(SUAS TAREFAS)
a) Resuma em duas frases o artigo sobre o CAU.
b) Prolongue o artigo sobre o CAU a partir da última frase apresentada, em dois ou três parágrafos.

(TEXTO)
--

O CAU confunde a categoria quando faz o papel das entidades?

Bom dia colegas. Convido você para fazer a leitura desse artigo que estou enviando para publicação. Diz sobre o CAU, as entidades e nosso momento. Como estou na luta há décadas, considero que estamos passando por um dos piores momentos seja para a categoria seja para as entidades seja para a profissão e especialmente para nosso país. Considero que estamos vivendo rupturas e nesse momento em que se avizinha o Congresso da UIA com tantos problemas na base e nas instituições, podemos discutir os rumos. Segue meu diagnóstico e minhas ideias. São 4 páginas e peço que o colega não se canse de ler. Leia até o fim. Abraços fraternos

Arquiteto e Urbanista Ângelo Marcos Vieira de Arruda
Professor Inativo da UFMS – GT Estudos Urbanos IAB-SC

 

O CAU confunde a categoria quando faz o papel das entidades?
Ângelo Arruda – arquiteto e urbanista. Ex-presidente da FNA

Se você der passar os olhos por uns 15 minutos nos sites dos Conselhos de Arquitetura e Urbanismo de todos os 27 Estados e ainda der uma olhada nas notícias do site do Conselho Federal, você pode ter uma enorme surpresa: será que o CAU é uma autarquia pública que cuida da fiscalização e da ética profissional ou ele é uma entidade pública que realiza atividades típicas das entidades de classe, como associações e sindicatos? Esse é o teor desse artigo.
Antes é preciso darmos uma olhada no que diz a legislação. A Constituição federal diz no seu “Art. 5º Todos são iguais perante a lei, sem distinção de qualquer natureza, garantindo-se aos brasileiros e aos estrangeiros residentes no País a inviolabilidade do direito à vida, à liberdade, à igualdade, à segurança e à propriedade, nos termos seguintes: … XIII – e livre o exercício de qualquer trabalho, ofício ou profissão, atendidas as qualificações profissionais que a lei estabelecer.” Neste caso a nossa Carta Magna faz referência às profissões legalmente regulamentadas, ou seja, àquelas que foram criadas por lei e em cujo diploma legal são estabelecidas as condições, prerrogativas, atribuições, etc, para o exercício destas atividades.

--

(DADOS EXTRAÍDOS)
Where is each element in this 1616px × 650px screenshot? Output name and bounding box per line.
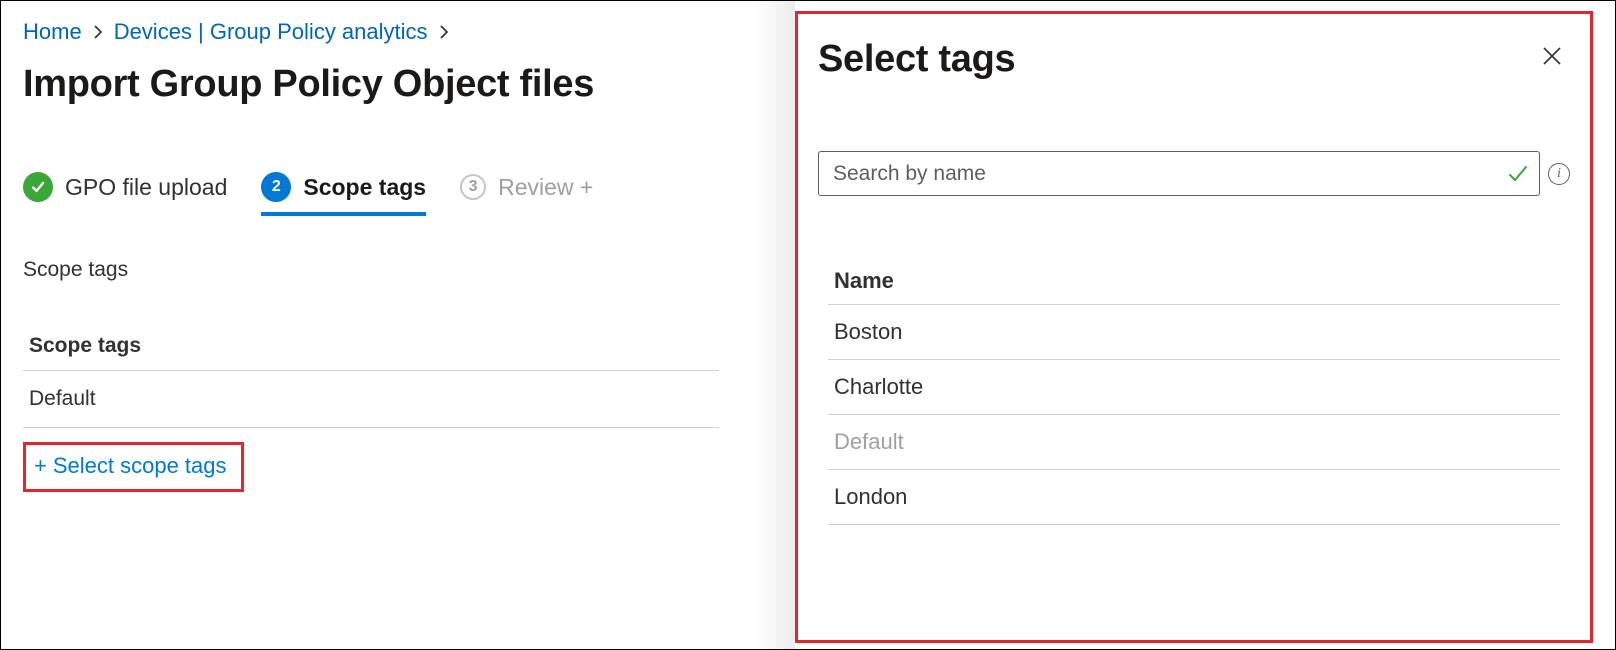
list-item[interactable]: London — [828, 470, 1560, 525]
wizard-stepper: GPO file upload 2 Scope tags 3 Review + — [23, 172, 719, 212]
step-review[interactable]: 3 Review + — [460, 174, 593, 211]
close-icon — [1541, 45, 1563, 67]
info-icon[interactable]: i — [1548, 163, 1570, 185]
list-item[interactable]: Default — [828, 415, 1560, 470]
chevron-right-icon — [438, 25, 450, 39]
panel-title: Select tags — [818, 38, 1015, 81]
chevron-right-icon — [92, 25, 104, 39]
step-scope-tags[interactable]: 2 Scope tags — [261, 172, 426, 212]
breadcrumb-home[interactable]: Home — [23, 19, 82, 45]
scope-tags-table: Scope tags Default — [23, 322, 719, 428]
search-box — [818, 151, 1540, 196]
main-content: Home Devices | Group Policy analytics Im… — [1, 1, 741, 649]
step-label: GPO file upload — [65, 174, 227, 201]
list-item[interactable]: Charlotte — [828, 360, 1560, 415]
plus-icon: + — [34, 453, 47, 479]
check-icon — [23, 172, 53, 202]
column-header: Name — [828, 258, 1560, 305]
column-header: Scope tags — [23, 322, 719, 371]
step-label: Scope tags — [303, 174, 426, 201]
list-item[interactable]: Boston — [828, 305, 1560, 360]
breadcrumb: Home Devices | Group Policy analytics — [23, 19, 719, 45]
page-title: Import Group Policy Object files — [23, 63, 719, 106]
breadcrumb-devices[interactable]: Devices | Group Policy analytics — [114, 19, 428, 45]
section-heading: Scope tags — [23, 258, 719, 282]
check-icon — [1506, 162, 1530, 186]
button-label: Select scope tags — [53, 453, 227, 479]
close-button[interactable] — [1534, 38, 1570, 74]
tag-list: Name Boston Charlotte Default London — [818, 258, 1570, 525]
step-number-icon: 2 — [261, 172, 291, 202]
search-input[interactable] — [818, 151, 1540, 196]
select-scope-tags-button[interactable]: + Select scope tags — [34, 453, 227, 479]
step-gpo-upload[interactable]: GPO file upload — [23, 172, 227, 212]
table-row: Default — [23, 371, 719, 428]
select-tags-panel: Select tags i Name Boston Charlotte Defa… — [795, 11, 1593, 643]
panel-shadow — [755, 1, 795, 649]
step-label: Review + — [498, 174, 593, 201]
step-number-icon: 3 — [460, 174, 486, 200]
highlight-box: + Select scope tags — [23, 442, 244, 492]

--

(RESPOSTAS DAS TAREFAS)
a) O artigo pergunta se o CAU, a julgar pelos sites dos conselhos estaduais e do Conselho Federal, é uma autarquia pública voltada à fiscalização e à ética profissional ou uma entidade pública que realiza atividades típicas de associações e sindicatos. Antes de tratar da questão, o artigo recorre ao artigo 5º, inciso XIII, da Constituição, que assegura o livre exercício de qualquer profissão atendidas as qualificações estabelecidas em lei, referência às profissões regulamentadas por lei.

b)
A lei de que trata esse inciso da CF para os arquitetos e urbanistas é a Lei federal 12.378/2010 e no seu “Art. 24. Ficam criados o Conselho de Arquitetura e Urbanismo do Brasil – CAU/BR e os Conselhos de Arquitetura e Urbanismo dos Estados e do Distrito Federal – CAUs, como autarquias dotadas de personalidade jurídica de direito público, com autonomia administrativa e financeira e estrutura federativa, cujas atividades serão custeadas exclusivamente pelas próprias rendas. § 1o O CAU/BR e os CAUs têm como função orientar, disciplinar e fiscalizar o exercício da profissão de arquitetura e urbanismo, zelar pela fiel observância dos princípios de ética e disciplina da classe em todo o território nacional, bem como pugnar pelo aperfeiçoamento do exercício da arquitetura e urbanismo.
Neste parágrafo está sintetizada toda a atuação legal do CAU.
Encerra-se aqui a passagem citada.